** BEGIN Source passage **

Saturday, April 21, 2012

Desert Paths

Desert paths are marked by rocks. Here, the path is passing through barren sand—a parking lot actually. But up ahead as it climbs up into the hills there will be cactus, shrubs and fragile desert flowers that need protection. Staying on the marked path is important.


Phrynosoma Modestum
 A Roundtail Horned Lizard 
Thanks to Sondra for identification
I took a walk today. This long stretch of marked path is new since last fall and I followed it for several miles. It winds along the Rio Grande and then climbs above it. I saw a few interesting things. Here is one of them. Don't ask me its name but it sure knows how to blend into the rocky soil.

The most curious thing I saw I did not photograph. A not-so-rare bare-bellied retired lawyer in sun glasses looking at the water.

He had his own take on things. "Somewhere else I'd have to pay $50 for this view. Here it's free. All I have to do is come here. And there is nobody else around."

It's Saturday and the lawyer  has come to town from his home to the south "to drink and dance." He looks out at the water and then seems to look inward.

"It's my destiny," he says, "and I've always known it, one day to be killed by a jealous husband. Why fight destiny?"

There is melancholy about this shirtless barrister, almost a sadness as though something was lost or taken from him a long time ago and he can't remember what it was or how to get it back.

"Those years when I was practicing law," he says. "I was in prison."

Yet being out of prison is no picnic either.

"I like to be alone most of the time," he says. "Then I get these moods in which I have to get out and see people."

** END Source passage **
** BEGIN Record list **

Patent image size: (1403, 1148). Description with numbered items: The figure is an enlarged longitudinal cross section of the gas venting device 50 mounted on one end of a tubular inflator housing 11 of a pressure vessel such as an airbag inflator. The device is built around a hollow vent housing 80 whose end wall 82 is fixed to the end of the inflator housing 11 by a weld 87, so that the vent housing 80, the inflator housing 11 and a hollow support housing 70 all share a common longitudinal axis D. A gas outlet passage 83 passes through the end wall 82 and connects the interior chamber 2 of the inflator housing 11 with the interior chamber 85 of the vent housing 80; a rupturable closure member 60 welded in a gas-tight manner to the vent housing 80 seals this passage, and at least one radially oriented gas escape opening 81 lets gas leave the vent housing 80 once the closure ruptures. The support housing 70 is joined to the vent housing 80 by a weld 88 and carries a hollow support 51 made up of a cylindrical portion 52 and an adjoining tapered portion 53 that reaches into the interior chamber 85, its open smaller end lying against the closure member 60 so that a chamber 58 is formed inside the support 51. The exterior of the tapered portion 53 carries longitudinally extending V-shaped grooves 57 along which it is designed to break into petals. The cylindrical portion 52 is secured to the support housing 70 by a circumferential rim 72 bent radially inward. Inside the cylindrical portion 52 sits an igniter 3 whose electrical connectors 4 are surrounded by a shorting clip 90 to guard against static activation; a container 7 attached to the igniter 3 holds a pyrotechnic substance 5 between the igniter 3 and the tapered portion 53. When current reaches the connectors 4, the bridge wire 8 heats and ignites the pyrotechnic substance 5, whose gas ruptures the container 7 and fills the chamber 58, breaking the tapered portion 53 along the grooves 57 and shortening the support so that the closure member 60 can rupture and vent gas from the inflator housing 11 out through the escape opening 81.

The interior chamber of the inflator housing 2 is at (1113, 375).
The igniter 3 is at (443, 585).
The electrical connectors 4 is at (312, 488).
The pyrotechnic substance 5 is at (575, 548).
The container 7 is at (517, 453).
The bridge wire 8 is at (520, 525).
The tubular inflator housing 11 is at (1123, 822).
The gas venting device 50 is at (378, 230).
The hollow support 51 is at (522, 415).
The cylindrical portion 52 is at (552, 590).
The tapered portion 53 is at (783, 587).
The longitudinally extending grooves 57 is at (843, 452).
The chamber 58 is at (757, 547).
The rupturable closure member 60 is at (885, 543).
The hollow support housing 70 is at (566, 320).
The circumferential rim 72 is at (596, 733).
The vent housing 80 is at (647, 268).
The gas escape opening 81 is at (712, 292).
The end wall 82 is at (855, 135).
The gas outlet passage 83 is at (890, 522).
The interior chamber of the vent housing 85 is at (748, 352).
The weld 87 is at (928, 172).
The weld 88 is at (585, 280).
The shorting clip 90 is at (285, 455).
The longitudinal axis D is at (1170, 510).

** END Record list **

**Directives**.
A - Decide whether each statement below agrees with the desert walk post. Answer yes or no, and quote the deciding words of the post. (i) The long stretch of marked path the writer followed was new since last fall. (ii) The writer photographed the retired lawyer. (iii) The lawyer came to town to drink and dance.
B - Using the desert walk post, answer these questions:
(i) What marks desert paths?
(ii) Along which river does the marked path wind?
(iii) How much does the lawyer say he would have to pay for the view somewhere else?
C - Reproduce the passage of the desert walk post that begins at the words "It's Saturday and" and stops after "to look inward.".

**Task-by-task results**.
A -
(i) Yes: "This long stretch of marked path is new since last fall"
(ii) No: "The most curious thing I saw I did not photograph."
(iii) Yes: "to drink and dance."

B -
(i) Rocks.
(ii) The Rio Grande.
(iii) $50.

C -
It's Saturday and the lawyer  has come to town from his home to the south "to drink and dance." He looks out at the water and then seems to look inward.